>> Begin RECORDS TO USE

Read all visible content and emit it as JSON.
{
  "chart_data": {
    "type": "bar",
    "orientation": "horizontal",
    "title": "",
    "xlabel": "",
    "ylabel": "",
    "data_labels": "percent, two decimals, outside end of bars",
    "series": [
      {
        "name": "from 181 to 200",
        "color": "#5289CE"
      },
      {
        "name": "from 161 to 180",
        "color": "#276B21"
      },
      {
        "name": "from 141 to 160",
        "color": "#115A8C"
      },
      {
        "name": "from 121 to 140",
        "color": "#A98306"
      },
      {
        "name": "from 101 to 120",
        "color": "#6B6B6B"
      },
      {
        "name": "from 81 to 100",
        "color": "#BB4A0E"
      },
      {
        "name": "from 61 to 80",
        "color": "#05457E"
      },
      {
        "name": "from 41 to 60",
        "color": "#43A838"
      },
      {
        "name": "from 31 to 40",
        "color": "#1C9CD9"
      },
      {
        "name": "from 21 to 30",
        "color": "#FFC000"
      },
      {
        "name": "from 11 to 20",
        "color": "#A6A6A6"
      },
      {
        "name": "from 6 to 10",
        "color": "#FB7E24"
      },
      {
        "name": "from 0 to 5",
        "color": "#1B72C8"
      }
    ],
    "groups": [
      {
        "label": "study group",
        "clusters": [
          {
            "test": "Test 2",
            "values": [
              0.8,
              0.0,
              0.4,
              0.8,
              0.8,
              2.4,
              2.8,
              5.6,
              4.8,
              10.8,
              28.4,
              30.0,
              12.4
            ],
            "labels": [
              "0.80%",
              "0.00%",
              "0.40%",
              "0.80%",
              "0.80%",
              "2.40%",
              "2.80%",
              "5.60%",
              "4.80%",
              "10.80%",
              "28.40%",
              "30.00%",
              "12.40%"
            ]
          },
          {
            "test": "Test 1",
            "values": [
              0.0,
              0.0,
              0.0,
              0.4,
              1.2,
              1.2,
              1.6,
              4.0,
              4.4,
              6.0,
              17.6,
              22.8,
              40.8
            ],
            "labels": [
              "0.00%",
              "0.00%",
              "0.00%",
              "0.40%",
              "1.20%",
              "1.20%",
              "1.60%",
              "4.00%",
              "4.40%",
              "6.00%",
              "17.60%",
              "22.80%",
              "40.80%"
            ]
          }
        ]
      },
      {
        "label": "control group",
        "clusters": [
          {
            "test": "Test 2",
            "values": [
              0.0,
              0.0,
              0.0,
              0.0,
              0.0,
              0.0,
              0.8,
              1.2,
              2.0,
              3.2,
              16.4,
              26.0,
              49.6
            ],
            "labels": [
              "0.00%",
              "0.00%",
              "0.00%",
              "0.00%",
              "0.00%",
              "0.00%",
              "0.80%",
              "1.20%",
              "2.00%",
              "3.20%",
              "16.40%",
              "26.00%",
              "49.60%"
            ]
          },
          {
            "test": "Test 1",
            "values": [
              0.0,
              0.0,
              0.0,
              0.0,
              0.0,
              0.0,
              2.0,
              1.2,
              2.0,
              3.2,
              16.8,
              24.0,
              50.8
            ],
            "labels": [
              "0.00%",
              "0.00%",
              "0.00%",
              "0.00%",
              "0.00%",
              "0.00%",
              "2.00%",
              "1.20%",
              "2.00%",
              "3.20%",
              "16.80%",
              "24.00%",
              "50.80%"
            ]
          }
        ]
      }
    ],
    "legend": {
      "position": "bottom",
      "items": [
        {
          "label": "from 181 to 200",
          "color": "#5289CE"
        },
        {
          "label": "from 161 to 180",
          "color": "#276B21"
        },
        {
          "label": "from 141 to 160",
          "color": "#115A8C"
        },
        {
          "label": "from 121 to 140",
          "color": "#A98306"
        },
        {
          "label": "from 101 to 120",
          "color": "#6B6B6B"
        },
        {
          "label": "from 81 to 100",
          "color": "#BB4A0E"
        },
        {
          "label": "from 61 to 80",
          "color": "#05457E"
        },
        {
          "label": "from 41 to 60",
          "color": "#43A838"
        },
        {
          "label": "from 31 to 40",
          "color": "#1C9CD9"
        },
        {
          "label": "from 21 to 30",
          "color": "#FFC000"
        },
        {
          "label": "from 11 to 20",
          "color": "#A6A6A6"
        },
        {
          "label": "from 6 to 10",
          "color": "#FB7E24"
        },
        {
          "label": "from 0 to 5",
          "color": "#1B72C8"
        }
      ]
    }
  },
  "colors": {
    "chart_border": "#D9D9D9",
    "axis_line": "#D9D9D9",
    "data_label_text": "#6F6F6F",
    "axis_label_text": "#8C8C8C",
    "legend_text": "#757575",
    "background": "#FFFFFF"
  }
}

>> End RECORDS TO USE

Every entry above needs to be quoted exactly.

• _EXPECTED OUTPUT_
Read all visible content and emit it as JSON.
{
  "chart_data": {
    "type": "bar",
    "orientation": "horizontal",
    "title": "",
    "xlabel": "",
    "ylabel": "",
    "data_labels": "percent, two decimals, outside end of bars",
    "series": [
      {
        "name": "from 181 to 200",
        "color": "#5289CE"
      },
      {
        "name": "from 161 to 180",
        "color": "#276B21"
      },
      {
        "name": "from 141 to 160",
        "color": "#115A8C"
      },
      {
        "name": "from 121 to 140",
        "color": "#A98306"
      },
      {
        "name": "from 101 to 120",
        "color": "#6B6B6B"
      },
      {
        "name": "from 81 to 100",
        "color": "#BB4A0E"
      },
      {
        "name": "from 61 to 80",
        "color": "#05457E"
      },
      {
        "name": "from 41 to 60",
        "color": "#43A838"
      },
      {
        "name": "from 31 to 40",
        "color": "#1C9CD9"
      },
      {
        "name": "from 21 to 30",
        "color": "#FFC000"
      },
      {
        "name": "from 11 to 20",
        "color": "#A6A6A6"
      },
      {
        "name": "from 6 to 10",
        "color": "#FB7E24"
      },
      {
        "name": "from 0 to 5",
        "color": "#1B72C8"
      }
    ],
    "groups": [
      {
        "label": "study group",
        "clusters": [
          {
            "test": "Test 2",
            "values": [
              0.8,
              0.0,
              0.4,
              0.8,
              0.8,
              2.4,
              2.8,
              5.6,
              4.8,
              10.8,
              28.4,
              30.0,
              12.4
            ],
            "labels": [
              "0.80%",
              "0.00%",
              "0.40%",
              "0.80%",
              "0.80%",
              "2.40%",
              "2.80%",
              "5.60%",
              "4.80%",
              "10.80%",
              "28.40%",
              "30.00%",
              "12.40%"
            ]
          },
          {
            "test": "Test 1",
            "values": [
              0.0,
              0.0,
              0.0,
              0.4,
              1.2,
              1.2,
              1.6,
              4.0,
              4.4,
              6.0,
              17.6,
              22.8,
              40.8
            ],
            "labels": [
              "0.00%",
              "0.00%",
              "0.00%",
              "0.40%",
              "1.20%",
              "1.20%",
              "1.60%",
              "4.00%",
              "4.40%",
              "6.00%",
              "17.60%",
              "22.80%",
              "40.80%"
            ]
          }
        ]
      },
      {
        "label": "control group",
        "clusters": [
          {
            "test": "Test 2",
            "values": [
              0.0,
              0.0,
              0.0,
              0.0,
              0.0,
              0.0,
              0.8,
              1.2,
              2.0,
              3.2,
              16.4,
              26.0,
              49.6
            ],
            "labels": [
              "0.00%",
              "0.00%",
              "0.00%",
              "0.00%",
              "0.00%",
              "0.00%",
              "0.80%",
              "1.20%",
              "2.00%",
              "3.20%",
              "16.40%",
              "26.00%",
              "49.60%"
            ]
          },
          {
            "test": "Test 1",
            "values": [
              0.0,
              0.0,
              0.0,
              0.0,
              0.0,
              0.0,
              2.0,
              1.2,
              2.0,
              3.2,
              16.8,
              24.0,
              50.8
            ],
            "labels": [
              "0.00%",
              "0.00%",
              "0.00%",
              "0.00%",
              "0.00%",
              "0.00%",
              "2.00%",
              "1.20%",
              "2.00%",
              "3.20%",
              "16.80%",
              "24.00%",
              "50.80%"
            ]
          }
        ]
      }
    ],
    "legend": {
      "position": "bottom",
      "items": [
        {
          "label": "from 181 to 200",
          "color": "#5289CE"
        },
        {
          "label": "from 161 to 180",
          "color": "#276B21"
        },
        {
          "label": "from 141 to 160",
          "color": "#115A8C"
        },
        {
          "label": "from 121 to 140",
          "color": "#A98306"
        },
        {
          "label": "from 101 to 120",
          "color": "#6B6B6B"
        },
        {
          "label": "from 81 to 100",
          "color": "#BB4A0E"
        },
        {
          "label": "from 61 to 80",
          "color": "#05457E"
        },
        {
          "label": "from 41 to 60",
          "color": "#43A838"
        },
        {
          "label": "from 31 to 40",
          "color": "#1C9CD9"
        },
        {
          "label": "from 21 to 30",
          "color": "#FFC000"
        },
        {
          "label": "from 11 to 20",
          "color": "#A6A6A6"
        },
        {
          "label": "from 6 to 10",
          "color": "#FB7E24"
        },
        {
          "label": "from 0 to 5",
          "color": "#1B72C8"
        }
      ]
    }
  },
  "colors": {
    "chart_border": "#D9D9D9",
    "axis_line": "#D9D9D9",
    "data_label_text": "#6F6F6F",
    "axis_label_text": "#8C8C8C",
    "legend_text": "#757575",
    "background": "#FFFFFF"
  }
}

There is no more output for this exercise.